------ DATA LISTING

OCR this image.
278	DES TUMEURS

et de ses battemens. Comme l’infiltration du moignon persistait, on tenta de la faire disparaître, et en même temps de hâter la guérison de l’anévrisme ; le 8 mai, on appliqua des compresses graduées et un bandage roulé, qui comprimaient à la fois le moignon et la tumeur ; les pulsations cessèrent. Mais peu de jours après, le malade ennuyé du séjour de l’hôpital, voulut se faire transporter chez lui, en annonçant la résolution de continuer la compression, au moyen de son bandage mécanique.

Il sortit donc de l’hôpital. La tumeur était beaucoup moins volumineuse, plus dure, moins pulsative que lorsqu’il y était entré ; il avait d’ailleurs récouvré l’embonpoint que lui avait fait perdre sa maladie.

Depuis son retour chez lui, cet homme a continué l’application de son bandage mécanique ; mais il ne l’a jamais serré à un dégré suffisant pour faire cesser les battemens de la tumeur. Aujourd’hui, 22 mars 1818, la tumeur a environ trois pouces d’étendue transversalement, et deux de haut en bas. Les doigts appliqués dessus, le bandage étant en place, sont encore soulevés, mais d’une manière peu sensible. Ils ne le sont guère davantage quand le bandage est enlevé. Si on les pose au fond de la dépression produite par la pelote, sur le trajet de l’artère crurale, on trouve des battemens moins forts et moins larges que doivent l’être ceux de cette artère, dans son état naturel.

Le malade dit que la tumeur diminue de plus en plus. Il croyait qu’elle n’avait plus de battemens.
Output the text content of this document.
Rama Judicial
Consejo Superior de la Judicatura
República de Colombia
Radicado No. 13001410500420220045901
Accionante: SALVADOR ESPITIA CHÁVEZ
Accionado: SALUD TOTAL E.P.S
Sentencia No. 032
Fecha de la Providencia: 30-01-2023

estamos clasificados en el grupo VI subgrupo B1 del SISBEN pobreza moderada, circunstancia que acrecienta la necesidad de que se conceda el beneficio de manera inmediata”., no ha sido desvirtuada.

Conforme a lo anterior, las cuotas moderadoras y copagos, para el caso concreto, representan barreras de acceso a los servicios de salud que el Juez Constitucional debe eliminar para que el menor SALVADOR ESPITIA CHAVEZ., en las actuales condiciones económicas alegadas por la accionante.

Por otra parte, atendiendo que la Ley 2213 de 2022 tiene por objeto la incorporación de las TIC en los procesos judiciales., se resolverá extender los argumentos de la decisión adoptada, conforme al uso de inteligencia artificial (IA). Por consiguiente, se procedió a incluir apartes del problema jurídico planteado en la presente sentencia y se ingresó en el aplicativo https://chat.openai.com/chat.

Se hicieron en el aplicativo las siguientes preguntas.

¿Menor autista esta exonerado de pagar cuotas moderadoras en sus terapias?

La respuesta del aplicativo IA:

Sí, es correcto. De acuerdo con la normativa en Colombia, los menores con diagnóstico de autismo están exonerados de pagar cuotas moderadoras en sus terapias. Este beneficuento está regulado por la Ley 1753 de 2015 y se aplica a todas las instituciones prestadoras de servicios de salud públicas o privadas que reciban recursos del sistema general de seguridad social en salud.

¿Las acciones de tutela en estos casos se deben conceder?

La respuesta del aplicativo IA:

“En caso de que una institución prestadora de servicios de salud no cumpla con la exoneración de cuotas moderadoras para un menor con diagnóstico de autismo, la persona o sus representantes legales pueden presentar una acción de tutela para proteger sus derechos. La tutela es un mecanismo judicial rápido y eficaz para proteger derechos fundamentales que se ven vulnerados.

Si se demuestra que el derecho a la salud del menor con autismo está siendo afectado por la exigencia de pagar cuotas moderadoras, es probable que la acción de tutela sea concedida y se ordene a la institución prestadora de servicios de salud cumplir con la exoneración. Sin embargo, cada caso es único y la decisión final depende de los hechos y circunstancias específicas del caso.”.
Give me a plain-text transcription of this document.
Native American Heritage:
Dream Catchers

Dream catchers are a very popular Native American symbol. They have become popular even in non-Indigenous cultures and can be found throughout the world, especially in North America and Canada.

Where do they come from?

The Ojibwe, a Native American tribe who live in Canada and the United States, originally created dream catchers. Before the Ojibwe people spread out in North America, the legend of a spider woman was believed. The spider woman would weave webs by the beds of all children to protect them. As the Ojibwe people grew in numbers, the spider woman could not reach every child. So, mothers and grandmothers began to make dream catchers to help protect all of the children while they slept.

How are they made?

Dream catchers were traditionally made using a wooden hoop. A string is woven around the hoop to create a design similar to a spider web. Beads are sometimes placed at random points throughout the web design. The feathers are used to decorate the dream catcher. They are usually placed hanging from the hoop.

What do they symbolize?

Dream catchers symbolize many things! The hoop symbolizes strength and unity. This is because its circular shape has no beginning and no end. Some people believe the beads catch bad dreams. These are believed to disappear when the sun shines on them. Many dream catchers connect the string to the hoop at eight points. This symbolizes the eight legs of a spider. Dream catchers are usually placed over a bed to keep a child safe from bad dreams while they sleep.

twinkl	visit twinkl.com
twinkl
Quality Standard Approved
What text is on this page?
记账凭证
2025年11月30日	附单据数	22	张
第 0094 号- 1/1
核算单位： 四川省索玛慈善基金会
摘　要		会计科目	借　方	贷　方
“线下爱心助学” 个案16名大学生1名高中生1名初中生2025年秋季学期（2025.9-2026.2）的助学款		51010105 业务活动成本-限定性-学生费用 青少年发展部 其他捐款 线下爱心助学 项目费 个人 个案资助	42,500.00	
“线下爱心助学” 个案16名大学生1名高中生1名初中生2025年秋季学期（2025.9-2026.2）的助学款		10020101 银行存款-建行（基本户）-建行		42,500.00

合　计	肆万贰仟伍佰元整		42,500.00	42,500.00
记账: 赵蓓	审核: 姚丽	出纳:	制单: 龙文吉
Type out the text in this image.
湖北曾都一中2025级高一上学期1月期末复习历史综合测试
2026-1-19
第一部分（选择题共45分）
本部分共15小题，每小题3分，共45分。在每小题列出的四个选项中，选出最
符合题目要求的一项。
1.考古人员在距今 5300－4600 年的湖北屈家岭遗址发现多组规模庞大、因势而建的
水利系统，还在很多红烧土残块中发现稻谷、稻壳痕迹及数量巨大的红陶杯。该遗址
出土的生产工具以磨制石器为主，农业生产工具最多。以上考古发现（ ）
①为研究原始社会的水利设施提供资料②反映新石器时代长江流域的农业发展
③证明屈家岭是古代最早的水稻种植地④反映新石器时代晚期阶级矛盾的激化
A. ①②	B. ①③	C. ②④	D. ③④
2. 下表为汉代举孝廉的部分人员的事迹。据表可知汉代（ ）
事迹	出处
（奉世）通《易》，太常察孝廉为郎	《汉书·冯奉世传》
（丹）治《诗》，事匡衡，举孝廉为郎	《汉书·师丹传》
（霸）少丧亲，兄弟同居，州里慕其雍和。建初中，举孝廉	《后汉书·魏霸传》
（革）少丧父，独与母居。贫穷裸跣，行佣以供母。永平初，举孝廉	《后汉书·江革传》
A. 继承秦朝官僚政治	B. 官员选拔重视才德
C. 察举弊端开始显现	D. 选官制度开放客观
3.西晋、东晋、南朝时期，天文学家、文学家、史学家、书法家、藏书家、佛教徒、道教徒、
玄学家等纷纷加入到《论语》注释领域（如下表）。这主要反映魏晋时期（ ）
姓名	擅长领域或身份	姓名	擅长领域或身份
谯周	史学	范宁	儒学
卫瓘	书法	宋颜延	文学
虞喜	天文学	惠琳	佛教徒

------------

◆ WRITTEN INSTRUCTION
Using the entries above, return each line that includes the word "document".

◆ CORRECT RESPONSE
Output the text content of this document.
Give me a plain-text transcription of this document.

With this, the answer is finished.